▶ [Exercise details] Reproduce the data in its entirety, exactly as supplied.

(Figure record extracts)
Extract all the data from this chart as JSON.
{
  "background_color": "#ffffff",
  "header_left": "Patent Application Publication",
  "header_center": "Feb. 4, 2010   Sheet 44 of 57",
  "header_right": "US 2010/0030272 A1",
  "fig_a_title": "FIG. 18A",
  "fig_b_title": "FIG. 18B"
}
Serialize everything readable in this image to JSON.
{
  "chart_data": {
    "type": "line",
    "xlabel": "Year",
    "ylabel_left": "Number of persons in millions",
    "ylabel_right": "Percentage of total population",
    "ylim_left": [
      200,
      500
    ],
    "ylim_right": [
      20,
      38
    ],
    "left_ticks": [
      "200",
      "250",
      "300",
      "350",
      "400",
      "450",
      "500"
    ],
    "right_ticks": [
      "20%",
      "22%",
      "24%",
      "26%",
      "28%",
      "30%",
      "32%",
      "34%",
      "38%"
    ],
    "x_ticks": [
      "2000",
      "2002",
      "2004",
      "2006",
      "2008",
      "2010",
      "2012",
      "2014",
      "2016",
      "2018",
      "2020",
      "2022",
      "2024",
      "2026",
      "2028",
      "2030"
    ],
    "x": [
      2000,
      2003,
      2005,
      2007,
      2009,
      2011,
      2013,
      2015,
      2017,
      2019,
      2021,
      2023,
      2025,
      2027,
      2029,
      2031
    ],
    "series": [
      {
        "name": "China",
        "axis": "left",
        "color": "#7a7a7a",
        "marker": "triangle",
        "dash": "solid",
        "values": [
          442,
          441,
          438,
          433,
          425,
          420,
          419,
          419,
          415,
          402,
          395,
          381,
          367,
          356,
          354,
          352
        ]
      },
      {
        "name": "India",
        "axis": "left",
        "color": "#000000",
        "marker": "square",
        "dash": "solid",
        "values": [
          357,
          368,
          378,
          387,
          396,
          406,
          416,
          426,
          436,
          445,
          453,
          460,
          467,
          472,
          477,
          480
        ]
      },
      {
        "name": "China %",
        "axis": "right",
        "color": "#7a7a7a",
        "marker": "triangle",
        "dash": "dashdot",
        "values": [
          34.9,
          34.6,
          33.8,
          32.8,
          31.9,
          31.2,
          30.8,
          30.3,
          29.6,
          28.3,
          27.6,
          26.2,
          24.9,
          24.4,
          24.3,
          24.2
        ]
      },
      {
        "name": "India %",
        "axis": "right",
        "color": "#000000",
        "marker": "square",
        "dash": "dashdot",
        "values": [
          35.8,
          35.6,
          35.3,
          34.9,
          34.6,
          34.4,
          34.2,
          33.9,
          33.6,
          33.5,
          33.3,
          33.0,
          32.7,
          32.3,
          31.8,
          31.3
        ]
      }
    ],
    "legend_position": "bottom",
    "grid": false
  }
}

▶ [Full answer]
Extract all the data from this chart as JSON.
{
  "background_color": "#ffffff",
  "header_left": "Patent Application Publication",
  "header_center": "Feb. 4, 2010   Sheet 44 of 57",
  "header_right": "US 2010/0030272 A1",
  "fig_a_title": "FIG. 18A",
  "fig_b_title": "FIG. 18B"
}
Serialize everything readable in this image to JSON.
{
  "chart_data": {
    "type": "line",
    "xlabel": "Year",
    "ylabel_left": "Number of persons in millions",
    "ylabel_right": "Percentage of total population",
    "ylim_left": [
      200,
      500
    ],
    "ylim_right": [
      20,
      38
    ],
    "left_ticks": [
      "200",
      "250",
      "300",
      "350",
      "400",
      "450",
      "500"
    ],
    "right_ticks": [
      "20%",
      "22%",
      "24%",
      "26%",
      "28%",
      "30%",
      "32%",
      "34%",
      "38%"
    ],
    "x_ticks": [
      "2000",
      "2002",
      "2004",
      "2006",
      "2008",
      "2010",
      "2012",
      "2014",
      "2016",
      "2018",
      "2020",
      "2022",
      "2024",
      "2026",
      "2028",
      "2030"
    ],
    "x": [
      2000,
      2003,
      2005,
      2007,
      2009,
      2011,
      2013,
      2015,
      2017,
      2019,
      2021,
      2023,
      2025,
      2027,
      2029,
      2031
    ],
    "series": [
      {
        "name": "China",
        "axis": "left",
        "color": "#7a7a7a",
        "marker": "triangle",
        "dash": "solid",
        "values": [
          442,
          441,
          438,
          433,
          425,
          420,
          419,
          419,
          415,
          402,
          395,
          381,
          367,
          356,
          354,
          352
        ]
      },
      {
        "name": "India",
        "axis": "left",
        "color": "#000000",
        "marker": "square",
        "dash": "solid",
        "values": [
          357,
          368,
          378,
          387,
          396,
          406,
          416,
          426,
          436,
          445,
          453,
          460,
          467,
          472,
          477,
          480
        ]
      },
      {
        "name": "China %",
        "axis": "right",
        "color": "#7a7a7a",
        "marker": "triangle",
        "dash": "dashdot",
        "values": [
          34.9,
          34.6,
          33.8,
          32.8,
          31.9,
          31.2,
          30.8,
          30.3,
          29.6,
          28.3,
          27.6,
          26.2,
          24.9,
          24.4,
          24.3,
          24.2
        ]
      },
      {
        "name": "India %",
        "axis": "right",
        "color": "#000000",
        "marker": "square",
        "dash": "dashdot",
        "values": [
          35.8,
          35.6,
          35.3,
          34.9,
          34.6,
          34.4,
          34.2,
          33.9,
          33.6,
          33.5,
          33.3,
          33.0,
          32.7,
          32.3,
          31.8,
          31.3
        ]
      }
    ],
    "legend_position": "bottom",
    "grid": false
  }
}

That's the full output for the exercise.